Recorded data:
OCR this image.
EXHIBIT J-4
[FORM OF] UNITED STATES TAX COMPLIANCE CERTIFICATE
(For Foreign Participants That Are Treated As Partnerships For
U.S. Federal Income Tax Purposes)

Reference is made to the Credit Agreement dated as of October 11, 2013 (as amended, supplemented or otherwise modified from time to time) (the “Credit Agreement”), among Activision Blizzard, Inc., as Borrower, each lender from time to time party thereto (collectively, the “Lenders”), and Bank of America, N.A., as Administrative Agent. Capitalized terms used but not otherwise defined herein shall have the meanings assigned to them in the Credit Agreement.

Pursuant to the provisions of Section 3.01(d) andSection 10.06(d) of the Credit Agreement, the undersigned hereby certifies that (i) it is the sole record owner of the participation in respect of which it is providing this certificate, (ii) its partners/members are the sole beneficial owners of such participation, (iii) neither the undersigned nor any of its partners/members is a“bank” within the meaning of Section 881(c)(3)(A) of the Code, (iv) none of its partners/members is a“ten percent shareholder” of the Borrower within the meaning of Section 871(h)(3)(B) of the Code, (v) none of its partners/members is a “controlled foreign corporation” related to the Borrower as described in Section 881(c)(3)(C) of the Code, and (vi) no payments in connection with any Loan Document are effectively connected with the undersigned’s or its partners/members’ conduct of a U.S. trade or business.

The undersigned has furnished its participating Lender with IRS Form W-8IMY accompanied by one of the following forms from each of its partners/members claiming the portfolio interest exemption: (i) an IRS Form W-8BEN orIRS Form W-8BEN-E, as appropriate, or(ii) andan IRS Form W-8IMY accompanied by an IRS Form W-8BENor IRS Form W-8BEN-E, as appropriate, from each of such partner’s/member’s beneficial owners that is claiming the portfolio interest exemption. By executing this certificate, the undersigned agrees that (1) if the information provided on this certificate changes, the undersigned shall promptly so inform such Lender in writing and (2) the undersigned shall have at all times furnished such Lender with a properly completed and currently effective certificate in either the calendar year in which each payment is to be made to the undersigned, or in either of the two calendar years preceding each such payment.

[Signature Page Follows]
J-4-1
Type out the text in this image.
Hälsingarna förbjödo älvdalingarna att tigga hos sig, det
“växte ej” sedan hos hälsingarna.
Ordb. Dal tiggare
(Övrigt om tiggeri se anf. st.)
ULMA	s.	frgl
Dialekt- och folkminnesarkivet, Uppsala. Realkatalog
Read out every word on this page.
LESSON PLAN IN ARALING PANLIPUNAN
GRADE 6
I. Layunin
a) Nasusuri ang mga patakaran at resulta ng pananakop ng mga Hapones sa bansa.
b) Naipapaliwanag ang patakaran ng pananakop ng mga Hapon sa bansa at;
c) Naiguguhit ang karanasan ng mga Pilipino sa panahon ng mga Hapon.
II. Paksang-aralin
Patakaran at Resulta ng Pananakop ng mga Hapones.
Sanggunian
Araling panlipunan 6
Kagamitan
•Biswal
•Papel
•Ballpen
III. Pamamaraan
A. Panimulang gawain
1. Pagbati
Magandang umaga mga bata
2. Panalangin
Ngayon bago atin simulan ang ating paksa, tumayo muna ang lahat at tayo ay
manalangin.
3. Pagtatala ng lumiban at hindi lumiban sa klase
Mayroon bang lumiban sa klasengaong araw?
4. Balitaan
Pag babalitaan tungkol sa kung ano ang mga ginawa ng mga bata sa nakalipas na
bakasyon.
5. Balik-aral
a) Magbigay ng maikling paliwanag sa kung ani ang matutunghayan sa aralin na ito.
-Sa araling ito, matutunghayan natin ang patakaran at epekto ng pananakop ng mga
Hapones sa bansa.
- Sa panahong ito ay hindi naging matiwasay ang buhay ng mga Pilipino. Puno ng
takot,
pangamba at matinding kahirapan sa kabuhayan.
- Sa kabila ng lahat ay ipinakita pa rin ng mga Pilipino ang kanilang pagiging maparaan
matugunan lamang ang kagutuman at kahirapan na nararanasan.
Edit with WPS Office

- [TASK TO CARRY OUT]: Read the data above. Pull out each line in which the string "image" appears.

- [COMPLETE RESPONSE]:
OCR this image.
Type out the text in this image.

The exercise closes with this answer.